Dataset records:
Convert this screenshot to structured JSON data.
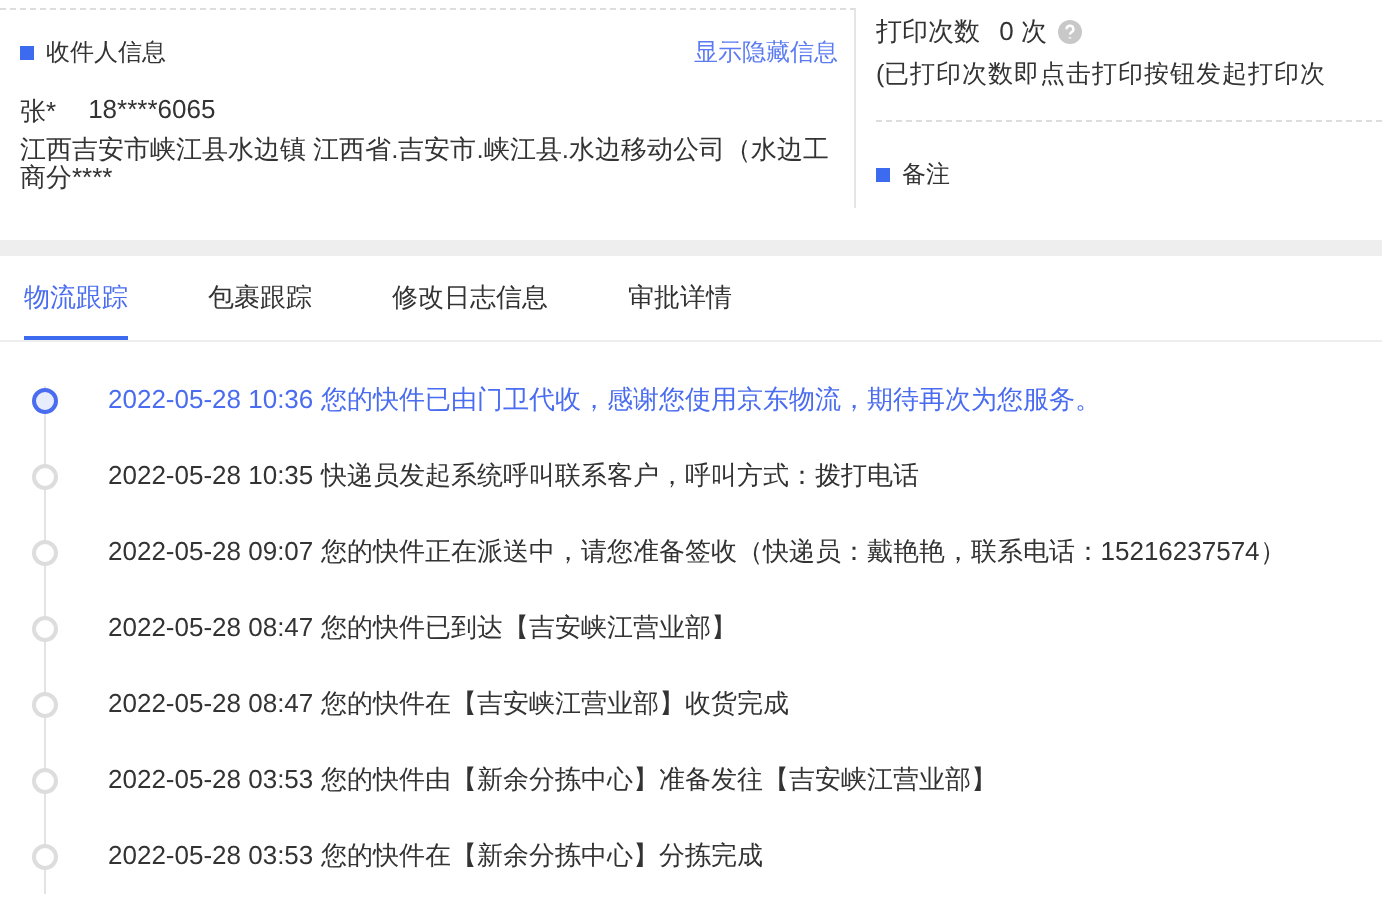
{
  "recipient": {
    "title": "收件人信息",
    "toggle_link": "显示隐藏信息",
    "name": "张*",
    "phone": "18****6065",
    "address": "江西吉安市峡江县水边镇 江西省.吉安市.峡江县.水边移动公司（水边工商分****"
  },
  "print": {
    "label": "打印次数",
    "count": "0 次",
    "note": "(已打印次数即点击打印按钮发起打印次"
  },
  "remarks": {
    "title": "备注"
  },
  "tabs": [
    {
      "label": "物流跟踪",
      "selected": true
    },
    {
      "label": "包裹跟踪",
      "selected": false
    },
    {
      "label": "修改日志信息",
      "selected": false
    },
    {
      "label": "审批详情",
      "selected": false
    }
  ],
  "timeline": [
    {
      "text": "2022-05-28 10:36 您的快件已由门卫代收，感谢您使用京东物流，期待再次为您服务。",
      "current": true
    },
    {
      "text": "2022-05-28 10:35 快递员发起系统呼叫联系客户，呼叫方式：拨打电话",
      "current": false
    },
    {
      "text": "2022-05-28 09:07 您的快件正在派送中，请您准备签收（快递员：戴艳艳，联系电话：15216237574）",
      "current": false
    },
    {
      "text": "2022-05-28 08:47 您的快件已到达【吉安峡江营业部】",
      "current": false
    },
    {
      "text": "2022-05-28 08:47 您的快件在【吉安峡江营业部】收货完成",
      "current": false
    },
    {
      "text": "2022-05-28 03:53 您的快件由【新余分拣中心】准备发往【吉安峡江营业部】",
      "current": false
    },
    {
      "text": "2022-05-28 03:53 您的快件在【新余分拣中心】分拣完成",
      "current": false
    }
  ]
}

• _Challenge_:
Quote the data above in full, leaving out the pictures it holds.

• _Written response_:
Convert this screenshot to structured JSON data.
{
  "recipient": {
    "title": "收件人信息",
    "toggle_link": "显示隐藏信息",
    "name": "张*",
    "phone": "18****6065",
    "address": "江西吉安市峡江县水边镇 江西省.吉安市.峡江县.水边移动公司（水边工商分****"
  },
  "print": {
    "label": "打印次数",
    "count": "0 次",
    "note": "(已打印次数即点击打印按钮发起打印次"
  },
  "remarks": {
    "title": "备注"
  },
  "tabs": [
    {
      "label": "物流跟踪",
      "selected": true
    },
    {
      "label": "包裹跟踪",
      "selected": false
    },
    {
      "label": "修改日志信息",
      "selected": false
    },
    {
      "label": "审批详情",
      "selected": false
    }
  ],
  "timeline": [
    {
      "text": "2022-05-28 10:36 您的快件已由门卫代收，感谢您使用京东物流，期待再次为您服务。",
      "current": true
    },
    {
      "text": "2022-05-28 10:35 快递员发起系统呼叫联系客户，呼叫方式：拨打电话",
      "current": false
    },
    {
      "text": "2022-05-28 09:07 您的快件正在派送中，请您准备签收（快递员：戴艳艳，联系电话：15216237574）",
      "current": false
    },
    {
      "text": "2022-05-28 08:47 您的快件已到达【吉安峡江营业部】",
      "current": false
    },
    {
      "text": "2022-05-28 08:47 您的快件在【吉安峡江营业部】收货完成",
      "current": false
    },
    {
      "text": "2022-05-28 03:53 您的快件由【新余分拣中心】准备发往【吉安峡江营业部】",
      "current": false
    },
    {
      "text": "2022-05-28 03:53 您的快件在【新余分拣中心】分拣完成",
      "current": false
    }
  ]
}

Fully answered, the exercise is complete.